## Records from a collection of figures
+ + + +

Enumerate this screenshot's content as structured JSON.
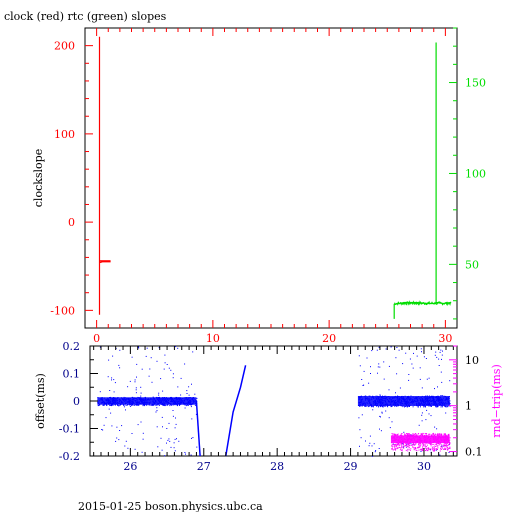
{
  "footer": "2015-01-25  boson.physics.ubc.ca",
  "chart_data": [
    {
      "type": "line",
      "title": "clock (red) rtc (green) slopes",
      "ylabel": "clockslope",
      "xlim": [
        -1,
        31
      ],
      "ylim": [
        -120,
        220
      ],
      "x_ticks": [
        0,
        10,
        20,
        30
      ],
      "y_ticks": [
        -100,
        0,
        100,
        200
      ],
      "y2lim": [
        15,
        180
      ],
      "y2_ticks": [
        50,
        100,
        150
      ],
      "colors": {
        "clock": "#ff0000",
        "rtc": "#00dd00",
        "axis_left": "#ff0000",
        "axis_right": "#00dd00"
      },
      "series": [
        {
          "axis": "left",
          "x": [
            0.25,
            0.25,
            0.25,
            0.25,
            0.5,
            1.0,
            1.2
          ],
          "y": [
            -105,
            210,
            -45,
            -46,
            -45,
            -45,
            -45
          ]
        },
        {
          "axis": "right",
          "x": [
            25.6,
            25.6,
            25.6,
            26.5,
            27.5,
            28.5,
            29.2,
            29.2,
            29.2,
            29.2,
            29.8,
            30.5
          ],
          "y": [
            20,
            28,
            28,
            29,
            29,
            28.5,
            28.5,
            172,
            28,
            29,
            28.5,
            29
          ]
        }
      ]
    },
    {
      "type": "scatter",
      "ylabel": "offset(ms)",
      "y2label": "rnd−trip(ms)",
      "xlim": [
        25.45,
        30.45
      ],
      "ylim": [
        -0.2,
        0.2
      ],
      "x_ticks": [
        26,
        27,
        28,
        29,
        30
      ],
      "y_ticks": [
        -0.2,
        -0.1,
        0,
        0.1,
        0.2
      ],
      "y2_scale": "log",
      "y2lim": [
        0.08,
        20
      ],
      "y2_ticks": [
        0.1,
        1,
        10
      ],
      "colors": {
        "offset": "#0000ff",
        "rtt": "#ff00ff"
      },
      "series": [
        {
          "axis": "left",
          "kind": "band",
          "x_range": [
            25.55,
            26.9
          ],
          "center": 0.0,
          "spread": 0.015
        },
        {
          "axis": "left",
          "kind": "line",
          "x": [
            26.9,
            26.95
          ],
          "y": [
            0.0,
            -0.2
          ]
        },
        {
          "axis": "left",
          "kind": "line",
          "x": [
            27.3,
            27.4,
            27.5,
            27.57
          ],
          "y": [
            -0.2,
            -0.04,
            0.05,
            0.13
          ]
        },
        {
          "axis": "left",
          "kind": "band",
          "x_range": [
            29.1,
            30.35
          ],
          "center": 0.0,
          "spread": 0.02
        },
        {
          "axis": "right",
          "kind": "band",
          "x_range": [
            29.55,
            30.35
          ],
          "center": 0.18,
          "spread": 0.03
        }
      ]
    }
  ]
}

+ + + +

Transcribe the records verbatim and omit the images.

Enumerate this screenshot's content as structured JSON.
{
  "footer": "2015-01-25  boson.physics.ubc.ca",
  "chart_data": [
    {
      "type": "line",
      "title": "clock (red) rtc (green) slopes",
      "ylabel": "clockslope",
      "xlim": [
        -1,
        31
      ],
      "ylim": [
        -120,
        220
      ],
      "x_ticks": [
        0,
        10,
        20,
        30
      ],
      "y_ticks": [
        -100,
        0,
        100,
        200
      ],
      "y2lim": [
        15,
        180
      ],
      "y2_ticks": [
        50,
        100,
        150
      ],
      "colors": {
        "clock": "#ff0000",
        "rtc": "#00dd00",
        "axis_left": "#ff0000",
        "axis_right": "#00dd00"
      },
      "series": [
        {
          "axis": "left",
          "x": [
            0.25,
            0.25,
            0.25,
            0.25,
            0.5,
            1.0,
            1.2
          ],
          "y": [
            -105,
            210,
            -45,
            -46,
            -45,
            -45,
            -45
          ]
        },
        {
          "axis": "right",
          "x": [
            25.6,
            25.6,
            25.6,
            26.5,
            27.5,
            28.5,
            29.2,
            29.2,
            29.2,
            29.2,
            29.8,
            30.5
          ],
          "y": [
            20,
            28,
            28,
            29,
            29,
            28.5,
            28.5,
            172,
            28,
            29,
            28.5,
            29
          ]
        }
      ]
    },
    {
      "type": "scatter",
      "ylabel": "offset(ms)",
      "y2label": "rnd−trip(ms)",
      "xlim": [
        25.45,
        30.45
      ],
      "ylim": [
        -0.2,
        0.2
      ],
      "x_ticks": [
        26,
        27,
        28,
        29,
        30
      ],
      "y_ticks": [
        -0.2,
        -0.1,
        0,
        0.1,
        0.2
      ],
      "y2_scale": "log",
      "y2lim": [
        0.08,
        20
      ],
      "y2_ticks": [
        0.1,
        1,
        10
      ],
      "colors": {
        "offset": "#0000ff",
        "rtt": "#ff00ff"
      },
      "series": [
        {
          "axis": "left",
          "kind": "band",
          "x_range": [
            25.55,
            26.9
          ],
          "center": 0.0,
          "spread": 0.015
        },
        {
          "axis": "left",
          "kind": "line",
          "x": [
            26.9,
            26.95
          ],
          "y": [
            0.0,
            -0.2
          ]
        },
        {
          "axis": "left",
          "kind": "line",
          "x": [
            27.3,
            27.4,
            27.5,
            27.57
          ],
          "y": [
            -0.2,
            -0.04,
            0.05,
            0.13
          ]
        },
        {
          "axis": "left",
          "kind": "band",
          "x_range": [
            29.1,
            30.35
          ],
          "center": 0.0,
          "spread": 0.02
        },
        {
          "axis": "right",
          "kind": "band",
          "x_range": [
            29.55,
            30.35
          ],
          "center": 0.18,
          "spread": 0.03
        }
      ]
    }
  ]
}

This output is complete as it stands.